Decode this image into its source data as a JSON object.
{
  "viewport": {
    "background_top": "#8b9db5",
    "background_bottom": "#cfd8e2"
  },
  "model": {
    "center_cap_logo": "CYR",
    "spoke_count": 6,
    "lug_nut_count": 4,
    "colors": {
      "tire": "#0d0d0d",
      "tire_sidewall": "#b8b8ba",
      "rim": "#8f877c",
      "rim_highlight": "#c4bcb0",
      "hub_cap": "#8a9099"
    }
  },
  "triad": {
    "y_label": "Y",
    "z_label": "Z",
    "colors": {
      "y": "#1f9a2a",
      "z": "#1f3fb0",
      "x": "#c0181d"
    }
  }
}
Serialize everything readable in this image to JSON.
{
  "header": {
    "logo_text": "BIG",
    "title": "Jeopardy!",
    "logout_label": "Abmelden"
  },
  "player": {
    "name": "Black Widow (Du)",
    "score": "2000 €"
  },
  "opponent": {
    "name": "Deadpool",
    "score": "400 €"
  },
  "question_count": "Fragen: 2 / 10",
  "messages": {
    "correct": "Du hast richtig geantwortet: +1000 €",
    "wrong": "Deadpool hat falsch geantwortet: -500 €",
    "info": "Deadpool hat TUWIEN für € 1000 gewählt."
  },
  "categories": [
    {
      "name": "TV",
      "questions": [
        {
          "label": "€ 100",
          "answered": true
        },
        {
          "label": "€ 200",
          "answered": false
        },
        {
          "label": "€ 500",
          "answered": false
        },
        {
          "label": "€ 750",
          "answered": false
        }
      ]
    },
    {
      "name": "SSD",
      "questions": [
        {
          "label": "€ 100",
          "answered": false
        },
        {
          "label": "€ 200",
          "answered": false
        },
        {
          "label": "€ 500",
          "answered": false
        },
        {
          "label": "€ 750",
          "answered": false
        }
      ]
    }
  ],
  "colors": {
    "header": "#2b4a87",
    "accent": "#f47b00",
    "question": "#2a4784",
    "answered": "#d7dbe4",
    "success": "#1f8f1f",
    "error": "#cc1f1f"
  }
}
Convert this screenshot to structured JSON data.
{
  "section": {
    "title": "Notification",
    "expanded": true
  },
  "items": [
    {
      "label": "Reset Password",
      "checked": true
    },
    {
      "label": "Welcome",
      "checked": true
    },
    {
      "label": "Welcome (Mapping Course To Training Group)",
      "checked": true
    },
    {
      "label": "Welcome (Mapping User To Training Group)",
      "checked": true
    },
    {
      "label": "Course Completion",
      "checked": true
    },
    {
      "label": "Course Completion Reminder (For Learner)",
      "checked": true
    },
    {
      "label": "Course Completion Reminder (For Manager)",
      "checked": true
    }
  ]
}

# # # #

» Problem
Take the line with "Convert this screenshot" and all lines after it to the last line, and reproduce them exactly.

» Written solution
Convert this screenshot to structured JSON data.
{
  "section": {
    "title": "Notification",
    "expanded": true
  },
  "items": [
    {
      "label": "Reset Password",
      "checked": true
    },
    {
      "label": "Welcome",
      "checked": true
    },
    {
      "label": "Welcome (Mapping Course To Training Group)",
      "checked": true
    },
    {
      "label": "Welcome (Mapping User To Training Group)",
      "checked": true
    },
    {
      "label": "Course Completion",
      "checked": true
    },
    {
      "label": "Course Completion Reminder (For Learner)",
      "checked": true
    },
    {
      "label": "Course Completion Reminder (For Manager)",
      "checked": true
    }
  ]
}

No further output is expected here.